* **GIVEN EXERCISE**
Reproduce the records below in their entirety, character for character.

* **DATA EXCERPTS**
• • • • • • •

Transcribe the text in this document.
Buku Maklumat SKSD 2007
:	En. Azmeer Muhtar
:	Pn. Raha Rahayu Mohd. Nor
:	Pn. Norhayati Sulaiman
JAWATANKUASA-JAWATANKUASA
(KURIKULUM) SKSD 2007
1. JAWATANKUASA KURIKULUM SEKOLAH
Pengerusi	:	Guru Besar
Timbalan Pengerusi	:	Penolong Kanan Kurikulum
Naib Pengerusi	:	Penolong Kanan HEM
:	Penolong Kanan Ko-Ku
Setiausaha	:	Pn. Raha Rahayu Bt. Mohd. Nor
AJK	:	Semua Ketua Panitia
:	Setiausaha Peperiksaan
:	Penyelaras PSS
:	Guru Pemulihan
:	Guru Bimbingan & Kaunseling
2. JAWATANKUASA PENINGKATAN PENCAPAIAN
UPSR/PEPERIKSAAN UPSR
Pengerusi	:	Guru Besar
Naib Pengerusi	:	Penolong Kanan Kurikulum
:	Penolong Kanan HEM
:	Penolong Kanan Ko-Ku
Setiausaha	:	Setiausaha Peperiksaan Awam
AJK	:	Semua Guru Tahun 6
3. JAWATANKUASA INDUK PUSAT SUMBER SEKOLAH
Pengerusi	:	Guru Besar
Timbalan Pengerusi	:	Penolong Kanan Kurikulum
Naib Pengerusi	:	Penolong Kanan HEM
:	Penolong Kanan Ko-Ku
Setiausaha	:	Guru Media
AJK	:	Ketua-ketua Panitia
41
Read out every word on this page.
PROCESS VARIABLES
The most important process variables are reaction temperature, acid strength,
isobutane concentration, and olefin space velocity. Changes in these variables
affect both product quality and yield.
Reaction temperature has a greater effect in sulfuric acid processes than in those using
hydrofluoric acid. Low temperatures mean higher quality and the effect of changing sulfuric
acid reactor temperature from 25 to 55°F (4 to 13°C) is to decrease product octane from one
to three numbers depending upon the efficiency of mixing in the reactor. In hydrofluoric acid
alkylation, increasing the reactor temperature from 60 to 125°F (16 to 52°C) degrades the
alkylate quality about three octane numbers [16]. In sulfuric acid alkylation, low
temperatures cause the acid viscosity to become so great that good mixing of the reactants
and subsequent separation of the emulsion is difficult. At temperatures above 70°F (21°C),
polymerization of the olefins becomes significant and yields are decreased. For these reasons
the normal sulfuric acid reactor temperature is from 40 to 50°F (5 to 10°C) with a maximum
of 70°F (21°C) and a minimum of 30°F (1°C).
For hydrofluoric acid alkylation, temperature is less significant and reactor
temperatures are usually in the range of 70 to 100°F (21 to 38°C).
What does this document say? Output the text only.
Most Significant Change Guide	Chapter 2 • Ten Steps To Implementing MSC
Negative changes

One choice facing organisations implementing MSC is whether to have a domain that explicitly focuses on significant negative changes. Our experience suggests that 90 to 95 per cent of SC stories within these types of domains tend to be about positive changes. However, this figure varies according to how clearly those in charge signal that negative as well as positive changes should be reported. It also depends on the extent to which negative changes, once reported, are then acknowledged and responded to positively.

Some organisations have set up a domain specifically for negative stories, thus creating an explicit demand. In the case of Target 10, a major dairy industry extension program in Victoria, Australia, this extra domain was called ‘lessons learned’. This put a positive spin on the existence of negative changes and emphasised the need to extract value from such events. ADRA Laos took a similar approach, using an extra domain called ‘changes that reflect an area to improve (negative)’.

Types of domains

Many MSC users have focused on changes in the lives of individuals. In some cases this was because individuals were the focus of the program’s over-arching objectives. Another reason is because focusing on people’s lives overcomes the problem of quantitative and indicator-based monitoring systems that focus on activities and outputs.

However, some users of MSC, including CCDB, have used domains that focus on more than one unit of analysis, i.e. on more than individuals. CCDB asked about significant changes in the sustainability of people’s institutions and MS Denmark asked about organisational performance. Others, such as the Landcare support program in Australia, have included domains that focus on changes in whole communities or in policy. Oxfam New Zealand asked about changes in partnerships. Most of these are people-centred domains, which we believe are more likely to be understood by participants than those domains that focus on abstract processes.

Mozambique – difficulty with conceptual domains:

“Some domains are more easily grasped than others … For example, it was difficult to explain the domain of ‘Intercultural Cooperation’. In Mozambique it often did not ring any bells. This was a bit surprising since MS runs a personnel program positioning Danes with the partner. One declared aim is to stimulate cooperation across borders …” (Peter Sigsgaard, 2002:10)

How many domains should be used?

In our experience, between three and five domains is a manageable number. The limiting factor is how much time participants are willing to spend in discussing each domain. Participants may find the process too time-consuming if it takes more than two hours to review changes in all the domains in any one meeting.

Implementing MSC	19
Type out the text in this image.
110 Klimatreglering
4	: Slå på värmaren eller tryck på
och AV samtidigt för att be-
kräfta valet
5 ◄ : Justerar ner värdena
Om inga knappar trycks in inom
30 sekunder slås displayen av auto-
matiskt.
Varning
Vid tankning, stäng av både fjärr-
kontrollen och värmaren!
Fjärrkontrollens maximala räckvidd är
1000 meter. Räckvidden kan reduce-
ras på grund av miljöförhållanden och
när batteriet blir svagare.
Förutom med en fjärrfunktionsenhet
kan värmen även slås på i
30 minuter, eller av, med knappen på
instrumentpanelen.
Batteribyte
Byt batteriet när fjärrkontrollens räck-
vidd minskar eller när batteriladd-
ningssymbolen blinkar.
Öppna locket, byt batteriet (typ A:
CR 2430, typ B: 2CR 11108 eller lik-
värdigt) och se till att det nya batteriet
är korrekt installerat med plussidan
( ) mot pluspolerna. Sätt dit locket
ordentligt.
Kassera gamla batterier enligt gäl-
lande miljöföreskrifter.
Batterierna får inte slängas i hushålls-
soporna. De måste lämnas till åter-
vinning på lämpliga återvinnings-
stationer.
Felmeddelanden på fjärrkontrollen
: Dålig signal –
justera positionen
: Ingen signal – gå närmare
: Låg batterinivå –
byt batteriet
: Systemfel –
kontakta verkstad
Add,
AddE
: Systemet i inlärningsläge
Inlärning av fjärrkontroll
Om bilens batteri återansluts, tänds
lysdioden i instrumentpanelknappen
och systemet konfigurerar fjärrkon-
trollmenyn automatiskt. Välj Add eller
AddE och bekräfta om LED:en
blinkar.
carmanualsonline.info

• • • • • • •

* **REPLY TO THE TASK**
Transcribe the text in this document.
Buku Maklumat SKSD 2007
:	En. Azmeer Muhtar
:	Pn. Raha Rahayu Mohd. Nor
:	Pn. Norhayati Sulaiman
JAWATANKUASA-JAWATANKUASA
(KURIKULUM) SKSD 2007
1. JAWATANKUASA KURIKULUM SEKOLAH
Pengerusi	:	Guru Besar
Timbalan Pengerusi	:	Penolong Kanan Kurikulum
Naib Pengerusi	:	Penolong Kanan HEM
:	Penolong Kanan Ko-Ku
Setiausaha	:	Pn. Raha Rahayu Bt. Mohd. Nor
AJK	:	Semua Ketua Panitia
:	Setiausaha Peperiksaan
:	Penyelaras PSS
:	Guru Pemulihan
:	Guru Bimbingan & Kaunseling
2. JAWATANKUASA PENINGKATAN PENCAPAIAN
UPSR/PEPERIKSAAN UPSR
Pengerusi	:	Guru Besar
Naib Pengerusi	:	Penolong Kanan Kurikulum
:	Penolong Kanan HEM
:	Penolong Kanan Ko-Ku
Setiausaha	:	Setiausaha Peperiksaan Awam
AJK	:	Semua Guru Tahun 6
3. JAWATANKUASA INDUK PUSAT SUMBER SEKOLAH
Pengerusi	:	Guru Besar
Timbalan Pengerusi	:	Penolong Kanan Kurikulum
Naib Pengerusi	:	Penolong Kanan HEM
:	Penolong Kanan Ko-Ku
Setiausaha	:	Guru Media
AJK	:	Ketua-ketua Panitia
41
Read out every word on this page.
PROCESS VARIABLES
The most important process variables are reaction temperature, acid strength,
isobutane concentration, and olefin space velocity. Changes in these variables
affect both product quality and yield.
Reaction temperature has a greater effect in sulfuric acid processes than in those using
hydrofluoric acid. Low temperatures mean higher quality and the effect of changing sulfuric
acid reactor temperature from 25 to 55°F (4 to 13°C) is to decrease product octane from one
to three numbers depending upon the efficiency of mixing in the reactor. In hydrofluoric acid
alkylation, increasing the reactor temperature from 60 to 125°F (16 to 52°C) degrades the
alkylate quality about three octane numbers [16]. In sulfuric acid alkylation, low
temperatures cause the acid viscosity to become so great that good mixing of the reactants
and subsequent separation of the emulsion is difficult. At temperatures above 70°F (21°C),
polymerization of the olefins becomes significant and yields are decreased. For these reasons
the normal sulfuric acid reactor temperature is from 40 to 50°F (5 to 10°C) with a maximum
of 70°F (21°C) and a minimum of 30°F (1°C).
For hydrofluoric acid alkylation, temperature is less significant and reactor
temperatures are usually in the range of 70 to 100°F (21 to 38°C).
What does this document say? Output the text only.
Most Significant Change Guide	Chapter 2 • Ten Steps To Implementing MSC
Negative changes

One choice facing organisations implementing MSC is whether to have a domain that explicitly focuses on significant negative changes. Our experience suggests that 90 to 95 per cent of SC stories within these types of domains tend to be about positive changes. However, this figure varies according to how clearly those in charge signal that negative as well as positive changes should be reported. It also depends on the extent to which negative changes, once reported, are then acknowledged and responded to positively.

Some organisations have set up a domain specifically for negative stories, thus creating an explicit demand. In the case of Target 10, a major dairy industry extension program in Victoria, Australia, this extra domain was called ‘lessons learned’. This put a positive spin on the existence of negative changes and emphasised the need to extract value from such events. ADRA Laos took a similar approach, using an extra domain called ‘changes that reflect an area to improve (negative)’.

Types of domains

Many MSC users have focused on changes in the lives of individuals. In some cases this was because individuals were the focus of the program’s over-arching objectives. Another reason is because focusing on people’s lives overcomes the problem of quantitative and indicator-based monitoring systems that focus on activities and outputs.

However, some users of MSC, including CCDB, have used domains that focus on more than one unit of analysis, i.e. on more than individuals. CCDB asked about significant changes in the sustainability of people’s institutions and MS Denmark asked about organisational performance. Others, such as the Landcare support program in Australia, have included domains that focus on changes in whole communities or in policy. Oxfam New Zealand asked about changes in partnerships. Most of these are people-centred domains, which we believe are more likely to be understood by participants than those domains that focus on abstract processes.

Mozambique – difficulty with conceptual domains:

“Some domains are more easily grasped than others … For example, it was difficult to explain the domain of ‘Intercultural Cooperation’. In Mozambique it often did not ring any bells. This was a bit surprising since MS runs a personnel program positioning Danes with the partner. One declared aim is to stimulate cooperation across borders …” (Peter Sigsgaard, 2002:10)

How many domains should be used?

In our experience, between three and five domains is a manageable number. The limiting factor is how much time participants are willing to spend in discussing each domain. Participants may find the process too time-consuming if it takes more than two hours to review changes in all the domains in any one meeting.

Implementing MSC	19
Type out the text in this image.
110 Klimatreglering
4	: Slå på värmaren eller tryck på
och AV samtidigt för att be-
kräfta valet
5 ◄ : Justerar ner värdena
Om inga knappar trycks in inom
30 sekunder slås displayen av auto-
matiskt.
Varning
Vid tankning, stäng av både fjärr-
kontrollen och värmaren!
Fjärrkontrollens maximala räckvidd är
1000 meter. Räckvidden kan reduce-
ras på grund av miljöförhållanden och
när batteriet blir svagare.
Förutom med en fjärrfunktionsenhet
kan värmen även slås på i
30 minuter, eller av, med knappen på
instrumentpanelen.
Batteribyte
Byt batteriet när fjärrkontrollens räck-
vidd minskar eller när batteriladd-
ningssymbolen blinkar.
Öppna locket, byt batteriet (typ A:
CR 2430, typ B: 2CR 11108 eller lik-
värdigt) och se till att det nya batteriet
är korrekt installerat med plussidan
( ) mot pluspolerna. Sätt dit locket
ordentligt.
Kassera gamla batterier enligt gäl-
lande miljöföreskrifter.
Batterierna får inte slängas i hushålls-
soporna. De måste lämnas till åter-
vinning på lämpliga återvinnings-
stationer.
Felmeddelanden på fjärrkontrollen
: Dålig signal –
justera positionen
: Ingen signal – gå närmare
: Låg batterinivå –
byt batteriet
: Systemfel –
kontakta verkstad
Add,
AddE
: Systemet i inlärningsläge
Inlärning av fjärrkontroll
Om bilens batteri återansluts, tänds
lysdioden i instrumentpanelknappen
och systemet konfigurerar fjärrkon-
trollmenyn automatiskt. Välj Add eller
AddE och bekräfta om LED:en
blinkar.
carmanualsonline.info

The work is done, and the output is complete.